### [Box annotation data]
** Start **

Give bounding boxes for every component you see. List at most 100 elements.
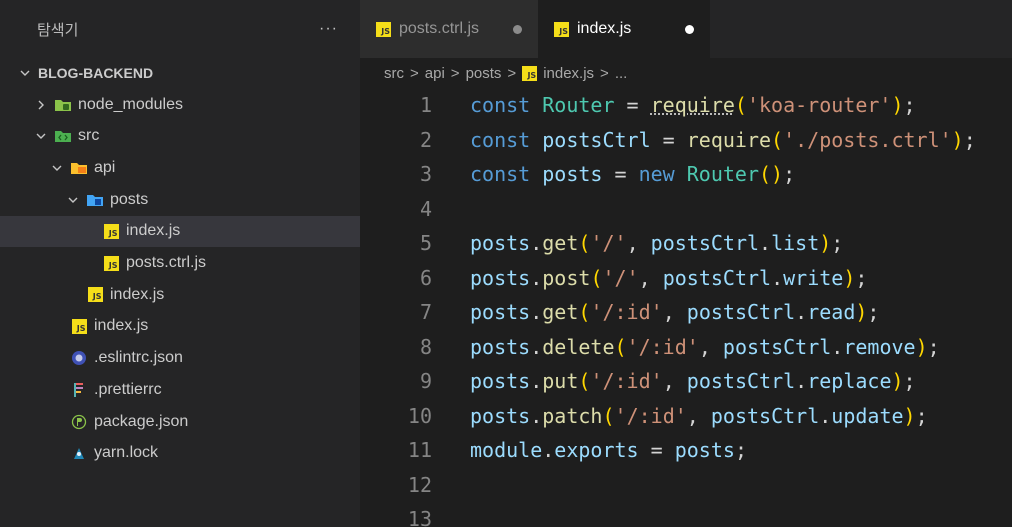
chevron-down-icon[interactable] [32,130,50,142]
code-text: posts.get('/', postsCtrl.list); [470,231,843,255]
posts-folder-icon [86,192,104,208]
code-token: ( [771,127,784,152]
code-line[interactable]: 10 posts.patch('/:id', postsCtrl.update); [360,399,1012,434]
code-editor[interactable]: 1 const Router = require('koa-router'); 2 c… [360,88,1012,527]
tree-item-src[interactable]: src [0,120,360,152]
code-token: get [542,300,579,325]
chevron-down-icon[interactable] [64,194,82,206]
code-line[interactable]: 2 const postsCtrl = require('./posts.ctrl… [360,123,1012,158]
tab-index-js[interactable]: JS index.js [538,0,710,58]
code-token: ; [855,265,868,290]
code-token: '/:id' [626,334,699,359]
code-token: new [638,162,687,187]
code-token: . [831,334,844,359]
tree-item-eslintrc-json[interactable]: .eslintrc.json [0,342,360,374]
code-token: postsCtrl [686,300,796,325]
tree-item-yarn-lock[interactable]: yarn.lock [0,437,360,469]
tree-item-prettierrc[interactable]: .prettierrc [0,374,360,406]
tab-posts-ctrl-js[interactable]: JS posts.ctrl.js [360,0,538,58]
breadcrumb-item[interactable]: posts [466,65,502,82]
code-token: ( [578,369,591,394]
code-line[interactable]: 5 posts.get('/', postsCtrl.list); [360,226,1012,261]
breadcrumb-item[interactable]: api [425,65,445,82]
code-line[interactable]: 13 [360,502,1012,527]
code-token: read [807,300,856,325]
code-token: './posts.ctrl' [783,127,952,152]
code-token: ; [903,369,916,394]
code-line[interactable]: 12 [360,468,1012,503]
breadcrumb-separator: > [450,64,460,82]
tree-item-node-modules[interactable]: node_modules [0,89,360,121]
code-token: ( [590,265,603,290]
js-file-icon: JS [522,65,538,81]
code-token: = [614,93,651,118]
code-token: postsCtrl [686,369,796,394]
tree-item-package-json[interactable]: package.json [0,406,360,438]
chevron-down-icon[interactable] [48,162,66,174]
code-token: posts [470,403,531,428]
tree-item-index-js[interactable]: JS index.js [0,311,360,343]
code-token: require [650,93,735,118]
tree-item-label: index.js [126,222,181,240]
code-line[interactable]: 6 posts.post('/', postsCtrl.write); [360,261,1012,296]
line-number: 10 [407,403,432,428]
unsaved-dot-icon[interactable] [685,24,694,34]
code-line[interactable]: 7 posts.get('/:id', postsCtrl.read); [360,295,1012,330]
code-token: delete [542,334,615,359]
code-token: = [602,162,639,187]
code-token: posts [674,438,735,463]
code-text: const Router = require('koa-router'); [470,93,916,117]
code-token: , [662,300,687,325]
breadcrumb-separator: > [410,64,419,82]
tree-item-index-js[interactable]: JS index.js [0,279,360,311]
code-token: , [662,369,687,394]
more-actions-icon[interactable]: ··· [319,20,338,38]
chevron-down-icon[interactable] [16,67,34,79]
code-line[interactable]: 8 posts.delete('/:id', postsCtrl.remove); [360,330,1012,365]
code-line[interactable]: 4 [360,192,1012,227]
code-token: ; [867,300,880,325]
unsaved-dot-icon[interactable] [513,24,522,34]
code-token: exports [554,438,639,463]
breadcrumb-item[interactable]: ... [615,65,628,82]
code-token: ) [891,93,904,118]
code-text: const posts = new Router(); [470,162,795,186]
chevron-right-icon[interactable] [32,99,50,111]
node-folder-icon [54,97,72,113]
tree-item-api[interactable]: api [0,152,360,184]
code-token: ( [614,334,627,359]
code-line[interactable]: 1 const Router = require('koa-router'); [360,88,1012,123]
tree-item-index-js[interactable]: JS index.js [0,215,360,248]
breadcrumb-item[interactable]: index.js [543,65,594,82]
code-line[interactable]: 9 posts.put('/:id', postsCtrl.replace); [360,364,1012,399]
code-token: const [470,127,543,152]
code-line[interactable]: 11 module.exports = posts; [360,433,1012,468]
code-token: , [686,403,711,428]
line-number: 12 [407,472,432,497]
code-token: ; [903,93,916,118]
code-token: get [542,231,579,256]
prettier-icon [70,382,88,398]
code-token: . [771,265,784,290]
code-token: Router [686,162,760,187]
code-token: . [795,369,808,394]
tree-item-posts[interactable]: posts [0,184,360,216]
tree-item-label: BLOG-BACKEND [38,64,154,81]
code-text: posts.put('/:id', postsCtrl.replace); [470,369,916,393]
tree-item-label: posts [110,190,149,208]
tab-label: posts.ctrl.js [399,20,480,37]
js-file-icon: JS [86,287,104,303]
code-token: post [542,265,591,290]
tree-item-label: posts.ctrl.js [126,254,207,272]
breadcrumb-item[interactable]: src [384,65,404,82]
code-token: posts [470,369,531,394]
breadcrumb-separator: > [507,64,517,82]
code-token: posts [542,162,603,187]
code-token: () [759,162,784,187]
tree-item-blog-backend[interactable]: BLOG-BACKEND [0,57,360,89]
code-token: = [650,127,687,152]
code-text: const postsCtrl = require('./posts.ctrl'… [470,128,976,152]
tree-item-posts-ctrl-js[interactable]: JS posts.ctrl.js [0,247,360,279]
tree-item-label: .prettierrc [94,380,162,398]
code-line[interactable]: 3 const posts = new Router(); [360,157,1012,192]
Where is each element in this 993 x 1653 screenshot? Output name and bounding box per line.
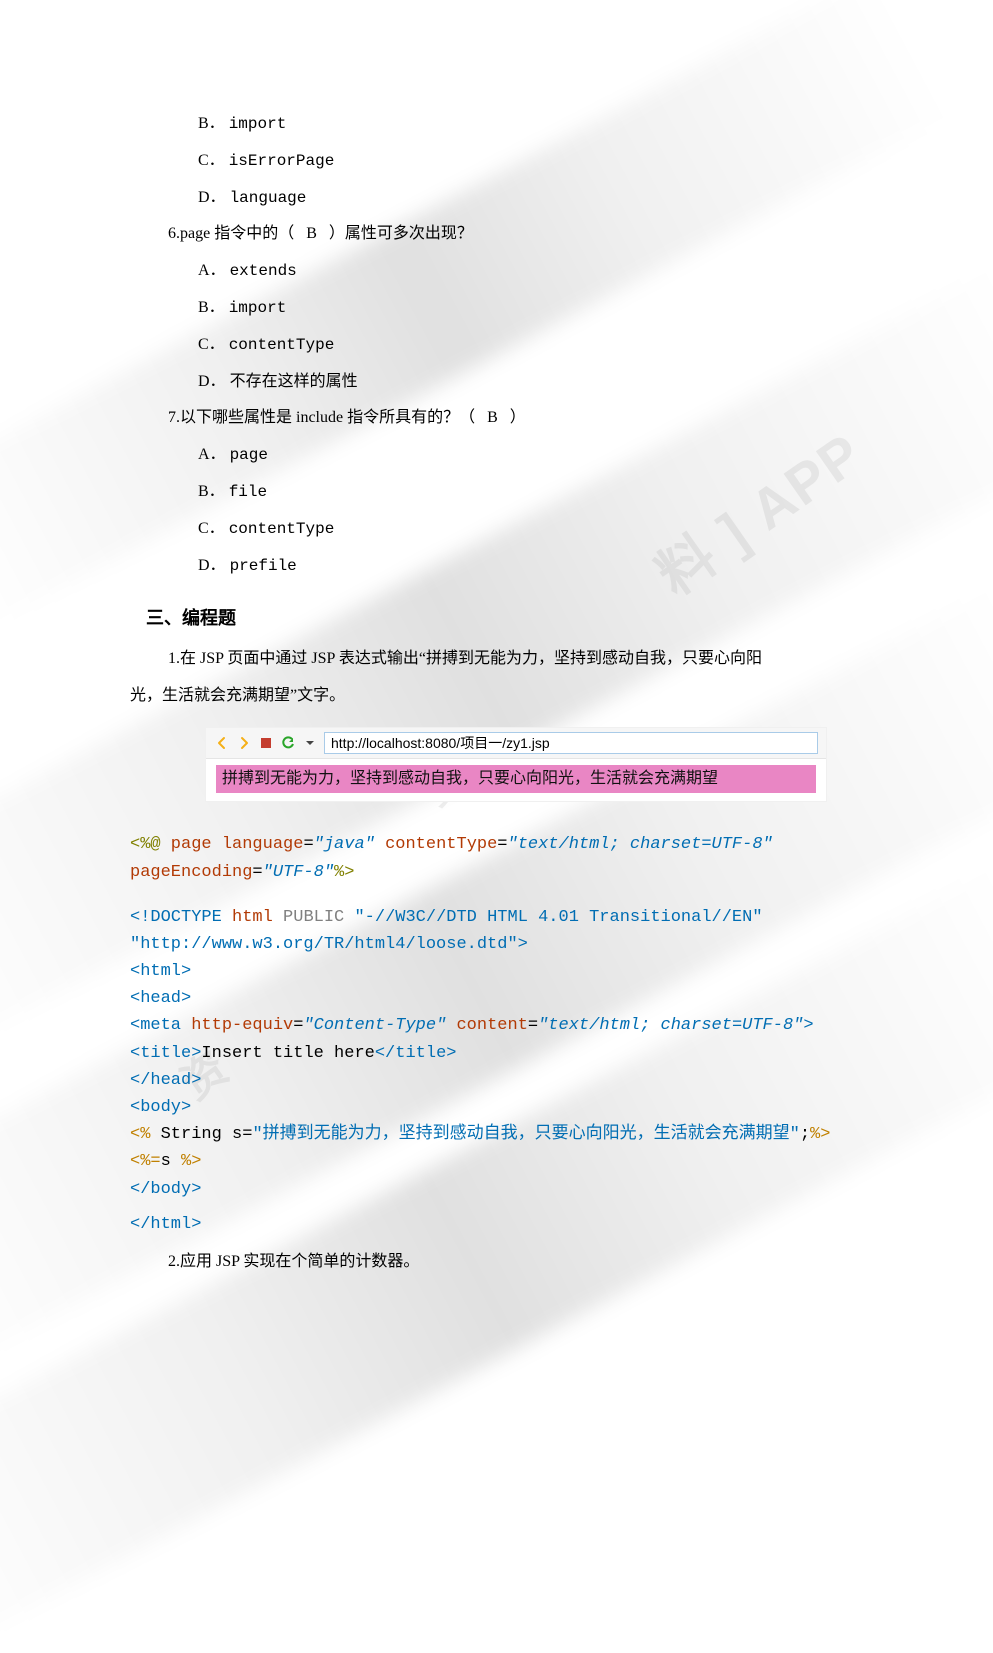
opt-text: isErrorPage xyxy=(229,152,335,170)
opt-text: prefile xyxy=(230,557,297,575)
code-line: </head> xyxy=(130,1067,863,1094)
question-7: 7.以下哪些属性是 include 指令所具有的？（ B ） xyxy=(168,404,863,433)
code-line: pageEncoding="UTF-8"%> xyxy=(130,859,863,886)
opt-prefix: D． xyxy=(198,373,226,390)
q7-post: ） xyxy=(510,409,526,426)
browser-page: 拼搏到无能为力，坚持到感动自我，只要心向阳光，生活就会充满期望 xyxy=(206,759,826,801)
q6-opt-d: D． 不存在这样的属性 xyxy=(198,368,863,397)
q7-ans: B xyxy=(487,409,498,426)
opt-prefix: B． xyxy=(198,299,225,316)
code-block-3: </html> xyxy=(130,1211,863,1238)
dropdown-icon[interactable] xyxy=(302,735,318,751)
code-block: <%@ page language="java" contentType="te… xyxy=(130,831,863,885)
back-icon[interactable] xyxy=(214,735,230,751)
code-line: <html> xyxy=(130,958,863,985)
opt-d: D． language xyxy=(198,184,863,213)
opt-prefix: A． xyxy=(198,262,226,279)
browser-screenshot: http://localhost:8080/项目一/zy1.jsp 拼搏到无能为… xyxy=(206,728,826,801)
code-line: <% String s="拼搏到无能为力，坚持到感动自我，只要心向阳光，生活就会… xyxy=(130,1121,863,1148)
opt-prefix: B． xyxy=(198,483,225,500)
code-line: <meta http-equiv="Content-Type" content=… xyxy=(130,1012,863,1039)
q7-opt-b: B． file xyxy=(198,478,863,507)
opt-prefix: D． xyxy=(198,557,226,574)
url-text: http://localhost:8080/项目一/zy1.jsp xyxy=(331,735,550,751)
opt-text: contentType xyxy=(229,520,335,538)
code-line: "http://www.w3.org/TR/html4/loose.dtd"> xyxy=(130,931,863,958)
opt-b: B． import xyxy=(198,110,863,139)
q7-opt-a: A． page xyxy=(198,441,863,470)
opt-text: import xyxy=(229,115,287,133)
code-line: <%@ page language="java" contentType="te… xyxy=(130,831,863,858)
prog2: 2.应用 JSP 实现在个简单的计数器。 xyxy=(168,1248,863,1277)
opt-c: C． isErrorPage xyxy=(198,147,863,176)
opt-prefix: C． xyxy=(198,336,225,353)
stop-icon[interactable] xyxy=(258,735,274,751)
question-6: 6.page 指令中的（ B ）属性可多次出现？ xyxy=(168,220,863,249)
opt-text: page xyxy=(230,446,268,464)
refresh-icon[interactable] xyxy=(280,735,296,751)
browser-urlbar: http://localhost:8080/项目一/zy1.jsp xyxy=(206,728,826,759)
q6-ans: B xyxy=(306,225,317,242)
opt-text: file xyxy=(229,483,267,501)
opt-prefix: C． xyxy=(198,520,225,537)
opt-text: extends xyxy=(230,262,297,280)
opt-text: 不存在这样的属性 xyxy=(230,373,358,390)
url-input[interactable]: http://localhost:8080/项目一/zy1.jsp xyxy=(324,732,818,754)
section-3-title: 三、编程题 xyxy=(146,602,863,634)
document-content: B． import C． isErrorPage D． language 6.p… xyxy=(0,0,993,1365)
prog1-line2: 光，生活就会充满期望”文字。 xyxy=(130,682,863,711)
code-line: </html> xyxy=(130,1211,863,1238)
q6-opt-b: B． import xyxy=(198,294,863,323)
code-line: <title>Insert title here</title> xyxy=(130,1040,863,1067)
q6-opt-c: C． contentType xyxy=(198,331,863,360)
code-line: <%=s %> xyxy=(130,1148,863,1175)
forward-icon[interactable] xyxy=(236,735,252,751)
code-line: <head> xyxy=(130,985,863,1012)
q7-opt-d: D． prefile xyxy=(198,552,863,581)
opt-text: contentType xyxy=(229,336,335,354)
opt-prefix: C． xyxy=(198,152,225,169)
code-block-2: <!DOCTYPE html PUBLIC "-//W3C//DTD HTML … xyxy=(130,904,863,1203)
q6-pre: 6.page 指令中的（ xyxy=(168,225,294,242)
code-line: </body> xyxy=(130,1176,863,1203)
code-line: <!DOCTYPE html PUBLIC "-//W3C//DTD HTML … xyxy=(130,904,863,931)
code-line: <body> xyxy=(130,1094,863,1121)
q6-post: ）属性可多次出现？ xyxy=(329,225,473,242)
opt-prefix: B． xyxy=(198,115,225,132)
opt-prefix: A． xyxy=(198,446,226,463)
q7-pre: 7.以下哪些属性是 include 指令所具有的？（ xyxy=(168,409,475,426)
prog1-line1: 1.在 JSP 页面中通过 JSP 表达式输出“拼搏到无能为力，坚持到感动自我，… xyxy=(168,645,863,674)
q7-opt-c: C． contentType xyxy=(198,515,863,544)
opt-text: language xyxy=(230,189,307,207)
q6-opt-a: A． extends xyxy=(198,257,863,286)
opt-prefix: D． xyxy=(198,189,226,206)
opt-text: import xyxy=(229,299,287,317)
selected-text: 拼搏到无能为力，坚持到感动自我，只要心向阳光，生活就会充满期望 xyxy=(216,765,816,793)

** End **

Please reproduce the lines starting at the one containing "opt-text: isErrorPage xyxy=(229,152,335,170)" and ending at the one containing "opt-prefix: D． xyxy=(198,373,226,390)", including both, with no changes.

opt-text: isErrorPage xyxy=(229,152,335,170)
opt-text: prefile xyxy=(230,557,297,575)
code-line: </head> xyxy=(130,1067,863,1094)
question-7: 7.以下哪些属性是 include 指令所具有的？（ B ） xyxy=(168,404,863,433)
code-line: pageEncoding="UTF-8"%> xyxy=(130,859,863,886)
opt-prefix: D． xyxy=(198,373,226,390)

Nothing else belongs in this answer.